_Problem requirements_.
Give all of the lines again exactly as they read.

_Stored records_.
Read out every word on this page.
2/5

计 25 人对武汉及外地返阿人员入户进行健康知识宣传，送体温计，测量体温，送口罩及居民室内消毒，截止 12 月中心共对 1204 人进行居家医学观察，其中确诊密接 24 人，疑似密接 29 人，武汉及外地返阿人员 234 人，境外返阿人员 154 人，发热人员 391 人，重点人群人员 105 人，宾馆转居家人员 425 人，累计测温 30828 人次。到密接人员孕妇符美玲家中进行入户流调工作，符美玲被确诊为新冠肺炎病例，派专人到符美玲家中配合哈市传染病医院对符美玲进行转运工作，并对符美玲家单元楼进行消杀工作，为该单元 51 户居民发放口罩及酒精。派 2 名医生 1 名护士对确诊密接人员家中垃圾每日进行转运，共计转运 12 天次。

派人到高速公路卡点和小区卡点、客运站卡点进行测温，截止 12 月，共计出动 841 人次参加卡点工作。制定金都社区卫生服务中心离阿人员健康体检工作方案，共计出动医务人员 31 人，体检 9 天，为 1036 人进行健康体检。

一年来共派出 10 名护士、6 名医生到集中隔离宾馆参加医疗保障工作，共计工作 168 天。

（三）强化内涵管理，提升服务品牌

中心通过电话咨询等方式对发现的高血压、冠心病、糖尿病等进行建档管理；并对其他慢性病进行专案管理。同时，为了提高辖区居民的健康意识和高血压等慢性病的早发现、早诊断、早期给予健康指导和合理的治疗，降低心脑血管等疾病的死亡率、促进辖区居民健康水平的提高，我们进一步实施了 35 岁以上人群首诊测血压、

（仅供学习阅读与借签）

_Problem solution_.
Read out every word on this page.
2/5

计 25 人对武汉及外地返阿人员入户进行健康知识宣传，送体温计，测量体温，送口罩及居民室内消毒，截止 12 月中心共对 1204 人进行居家医学观察，其中确诊密接 24 人，疑似密接 29 人，武汉及外地返阿人员 234 人，境外返阿人员 154 人，发热人员 391 人，重点人群人员 105 人，宾馆转居家人员 425 人，累计测温 30828 人次。到密接人员孕妇符美玲家中进行入户流调工作，符美玲被确诊为新冠肺炎病例，派专人到符美玲家中配合哈市传染病医院对符美玲进行转运工作，并对符美玲家单元楼进行消杀工作，为该单元 51 户居民发放口罩及酒精。派 2 名医生 1 名护士对确诊密接人员家中垃圾每日进行转运，共计转运 12 天次。

派人到高速公路卡点和小区卡点、客运站卡点进行测温，截止 12 月，共计出动 841 人次参加卡点工作。制定金都社区卫生服务中心离阿人员健康体检工作方案，共计出动医务人员 31 人，体检 9 天，为 1036 人进行健康体检。

一年来共派出 10 名护士、6 名医生到集中隔离宾馆参加医疗保障工作，共计工作 168 天。

（三）强化内涵管理，提升服务品牌

中心通过电话咨询等方式对发现的高血压、冠心病、糖尿病等进行建档管理；并对其他慢性病进行专案管理。同时，为了提高辖区居民的健康意识和高血压等慢性病的早发现、早诊断、早期给予健康指导和合理的治疗，降低心脑血管等疾病的死亡率、促进辖区居民健康水平的提高，我们进一步实施了 35 岁以上人群首诊测血压、

（仅供学习阅读与借签）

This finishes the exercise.